▶ **EXERCISE DIRECTIONS**
Word for word, give the material below again, minus any images.

▶ **DATA LISTING**
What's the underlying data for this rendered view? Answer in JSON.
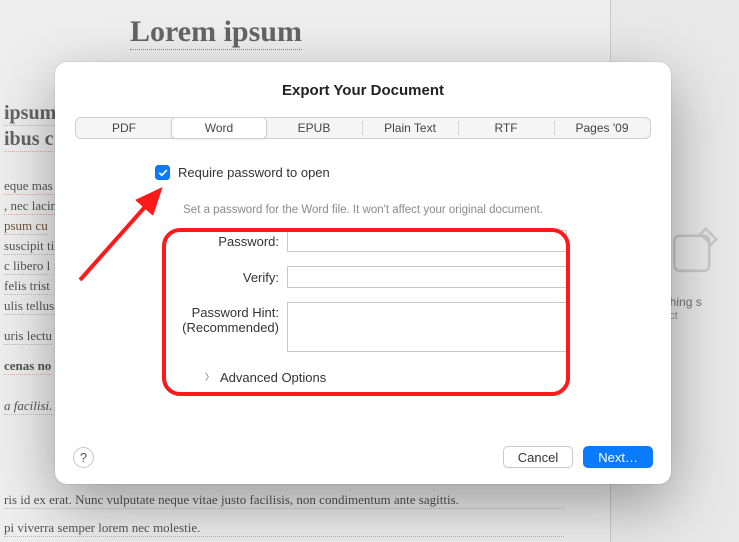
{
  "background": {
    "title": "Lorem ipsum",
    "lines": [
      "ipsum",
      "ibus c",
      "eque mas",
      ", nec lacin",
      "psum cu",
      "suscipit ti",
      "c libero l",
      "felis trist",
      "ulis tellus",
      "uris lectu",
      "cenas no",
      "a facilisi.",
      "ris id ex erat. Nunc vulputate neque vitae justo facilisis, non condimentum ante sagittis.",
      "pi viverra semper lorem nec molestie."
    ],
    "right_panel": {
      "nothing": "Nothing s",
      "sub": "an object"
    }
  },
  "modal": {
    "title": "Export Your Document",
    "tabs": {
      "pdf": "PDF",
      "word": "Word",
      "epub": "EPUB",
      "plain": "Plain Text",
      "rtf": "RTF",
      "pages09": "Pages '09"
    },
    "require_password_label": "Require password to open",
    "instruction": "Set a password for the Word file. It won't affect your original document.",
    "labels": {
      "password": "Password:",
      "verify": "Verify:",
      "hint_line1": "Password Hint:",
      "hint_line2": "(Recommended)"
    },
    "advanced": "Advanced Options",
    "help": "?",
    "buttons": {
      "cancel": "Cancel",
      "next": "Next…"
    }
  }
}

▶ **FINAL RESULT**
What's the underlying data for this rendered view? Answer in JSON.
{
  "background": {
    "title": "Lorem ipsum",
    "lines": [
      "ipsum",
      "ibus c",
      "eque mas",
      ", nec lacin",
      "psum cu",
      "suscipit ti",
      "c libero l",
      "felis trist",
      "ulis tellus",
      "uris lectu",
      "cenas no",
      "a facilisi.",
      "ris id ex erat. Nunc vulputate neque vitae justo facilisis, non condimentum ante sagittis.",
      "pi viverra semper lorem nec molestie."
    ],
    "right_panel": {
      "nothing": "Nothing s",
      "sub": "an object"
    }
  },
  "modal": {
    "title": "Export Your Document",
    "tabs": {
      "pdf": "PDF",
      "word": "Word",
      "epub": "EPUB",
      "plain": "Plain Text",
      "rtf": "RTF",
      "pages09": "Pages '09"
    },
    "require_password_label": "Require password to open",
    "instruction": "Set a password for the Word file. It won't affect your original document.",
    "labels": {
      "password": "Password:",
      "verify": "Verify:",
      "hint_line1": "Password Hint:",
      "hint_line2": "(Recommended)"
    },
    "advanced": "Advanced Options",
    "help": "?",
    "buttons": {
      "cancel": "Cancel",
      "next": "Next…"
    }
  }
}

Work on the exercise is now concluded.